• _Exercise details_: Identify each line containing the word "Normal" and copy it.
:: Data shown
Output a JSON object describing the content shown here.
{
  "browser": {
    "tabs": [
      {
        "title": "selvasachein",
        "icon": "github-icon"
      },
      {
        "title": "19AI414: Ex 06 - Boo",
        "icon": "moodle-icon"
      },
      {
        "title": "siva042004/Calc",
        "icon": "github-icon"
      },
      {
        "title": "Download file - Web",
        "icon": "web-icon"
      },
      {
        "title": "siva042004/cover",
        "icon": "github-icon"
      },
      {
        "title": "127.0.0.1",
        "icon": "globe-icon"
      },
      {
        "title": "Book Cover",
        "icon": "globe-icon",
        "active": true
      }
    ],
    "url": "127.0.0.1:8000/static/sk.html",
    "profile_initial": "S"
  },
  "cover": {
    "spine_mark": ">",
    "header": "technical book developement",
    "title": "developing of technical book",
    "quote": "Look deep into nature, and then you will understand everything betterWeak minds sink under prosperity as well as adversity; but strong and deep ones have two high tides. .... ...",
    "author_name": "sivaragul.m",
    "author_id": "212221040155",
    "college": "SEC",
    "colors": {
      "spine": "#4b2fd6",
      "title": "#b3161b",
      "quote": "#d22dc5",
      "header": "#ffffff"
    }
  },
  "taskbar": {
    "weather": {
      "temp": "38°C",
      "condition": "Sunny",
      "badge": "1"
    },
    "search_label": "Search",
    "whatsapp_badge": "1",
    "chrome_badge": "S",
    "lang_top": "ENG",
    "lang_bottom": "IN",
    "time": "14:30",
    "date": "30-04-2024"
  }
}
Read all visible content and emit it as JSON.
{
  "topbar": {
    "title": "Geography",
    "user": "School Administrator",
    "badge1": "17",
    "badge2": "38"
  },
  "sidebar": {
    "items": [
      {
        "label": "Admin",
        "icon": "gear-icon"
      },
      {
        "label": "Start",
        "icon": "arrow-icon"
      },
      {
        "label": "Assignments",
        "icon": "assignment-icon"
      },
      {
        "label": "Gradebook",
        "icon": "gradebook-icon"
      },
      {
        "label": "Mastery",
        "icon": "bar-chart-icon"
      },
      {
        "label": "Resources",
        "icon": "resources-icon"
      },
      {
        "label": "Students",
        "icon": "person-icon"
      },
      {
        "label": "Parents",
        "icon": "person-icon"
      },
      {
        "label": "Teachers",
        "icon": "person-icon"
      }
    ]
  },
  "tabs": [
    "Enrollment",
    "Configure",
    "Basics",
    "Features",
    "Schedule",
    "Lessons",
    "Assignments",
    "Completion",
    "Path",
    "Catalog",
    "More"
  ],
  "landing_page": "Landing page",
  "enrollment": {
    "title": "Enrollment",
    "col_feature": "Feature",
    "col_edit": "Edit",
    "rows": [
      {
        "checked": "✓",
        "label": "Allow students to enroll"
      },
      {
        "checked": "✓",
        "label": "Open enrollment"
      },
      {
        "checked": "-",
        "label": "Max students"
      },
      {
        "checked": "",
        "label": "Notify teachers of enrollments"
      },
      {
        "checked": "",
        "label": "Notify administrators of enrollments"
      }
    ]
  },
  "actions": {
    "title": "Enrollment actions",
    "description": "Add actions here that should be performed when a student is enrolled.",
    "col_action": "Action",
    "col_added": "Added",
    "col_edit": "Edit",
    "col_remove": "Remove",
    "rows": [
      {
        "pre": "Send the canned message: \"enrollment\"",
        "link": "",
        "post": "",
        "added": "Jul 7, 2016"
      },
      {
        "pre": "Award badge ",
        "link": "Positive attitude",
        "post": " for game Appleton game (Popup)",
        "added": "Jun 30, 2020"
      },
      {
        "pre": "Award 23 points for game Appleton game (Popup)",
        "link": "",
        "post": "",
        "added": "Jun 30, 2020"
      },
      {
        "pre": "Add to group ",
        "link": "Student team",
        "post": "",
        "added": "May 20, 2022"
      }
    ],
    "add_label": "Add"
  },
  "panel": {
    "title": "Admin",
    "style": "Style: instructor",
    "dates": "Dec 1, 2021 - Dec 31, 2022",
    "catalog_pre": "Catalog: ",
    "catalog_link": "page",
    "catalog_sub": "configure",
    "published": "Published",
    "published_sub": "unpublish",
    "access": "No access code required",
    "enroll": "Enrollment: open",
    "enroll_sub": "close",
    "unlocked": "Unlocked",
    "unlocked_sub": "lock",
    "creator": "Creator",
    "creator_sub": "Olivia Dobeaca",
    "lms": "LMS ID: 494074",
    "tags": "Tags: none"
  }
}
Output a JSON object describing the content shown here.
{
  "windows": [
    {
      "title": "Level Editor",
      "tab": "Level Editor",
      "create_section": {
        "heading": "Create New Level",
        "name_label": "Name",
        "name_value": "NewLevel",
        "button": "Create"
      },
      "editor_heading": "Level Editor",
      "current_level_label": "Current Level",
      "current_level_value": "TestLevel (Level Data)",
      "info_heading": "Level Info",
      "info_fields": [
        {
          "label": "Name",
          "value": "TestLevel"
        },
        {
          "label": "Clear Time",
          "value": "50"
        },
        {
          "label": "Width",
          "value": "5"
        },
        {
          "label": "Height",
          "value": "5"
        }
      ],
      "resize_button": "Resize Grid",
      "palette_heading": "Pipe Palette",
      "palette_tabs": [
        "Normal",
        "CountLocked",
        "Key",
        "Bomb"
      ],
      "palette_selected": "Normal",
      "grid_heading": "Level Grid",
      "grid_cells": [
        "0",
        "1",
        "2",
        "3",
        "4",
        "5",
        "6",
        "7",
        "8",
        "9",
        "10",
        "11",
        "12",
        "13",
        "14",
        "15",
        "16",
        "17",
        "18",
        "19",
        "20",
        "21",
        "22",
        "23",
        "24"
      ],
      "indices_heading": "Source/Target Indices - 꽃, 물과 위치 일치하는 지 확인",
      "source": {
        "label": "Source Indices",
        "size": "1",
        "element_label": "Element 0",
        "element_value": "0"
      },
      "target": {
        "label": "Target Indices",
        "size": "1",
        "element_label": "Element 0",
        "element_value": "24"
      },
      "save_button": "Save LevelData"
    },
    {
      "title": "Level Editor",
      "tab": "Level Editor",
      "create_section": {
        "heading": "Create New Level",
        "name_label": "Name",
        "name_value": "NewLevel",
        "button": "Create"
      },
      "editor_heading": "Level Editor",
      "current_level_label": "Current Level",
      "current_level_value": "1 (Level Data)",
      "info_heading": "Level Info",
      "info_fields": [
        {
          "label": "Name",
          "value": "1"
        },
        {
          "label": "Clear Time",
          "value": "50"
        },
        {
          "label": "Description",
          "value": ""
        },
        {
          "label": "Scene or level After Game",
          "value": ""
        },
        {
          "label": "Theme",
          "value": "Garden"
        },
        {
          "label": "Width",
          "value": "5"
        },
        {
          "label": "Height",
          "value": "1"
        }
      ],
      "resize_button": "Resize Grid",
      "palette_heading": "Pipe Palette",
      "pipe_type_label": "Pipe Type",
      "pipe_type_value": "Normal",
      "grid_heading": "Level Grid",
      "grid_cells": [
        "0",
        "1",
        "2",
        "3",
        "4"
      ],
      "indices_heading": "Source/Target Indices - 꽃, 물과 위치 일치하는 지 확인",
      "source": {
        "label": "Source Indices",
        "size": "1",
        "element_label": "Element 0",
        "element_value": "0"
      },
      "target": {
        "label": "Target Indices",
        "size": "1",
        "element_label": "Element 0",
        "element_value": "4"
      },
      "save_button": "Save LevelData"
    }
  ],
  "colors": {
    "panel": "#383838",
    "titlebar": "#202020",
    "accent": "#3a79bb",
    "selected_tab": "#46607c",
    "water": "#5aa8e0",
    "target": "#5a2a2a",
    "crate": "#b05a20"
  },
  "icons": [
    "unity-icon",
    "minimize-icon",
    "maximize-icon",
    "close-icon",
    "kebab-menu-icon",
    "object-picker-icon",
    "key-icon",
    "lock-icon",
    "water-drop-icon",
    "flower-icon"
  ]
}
::::
• _Solved exercise_:
        "Normal",
      "palette_selected": "Normal",
      "pipe_type_value": "Normal",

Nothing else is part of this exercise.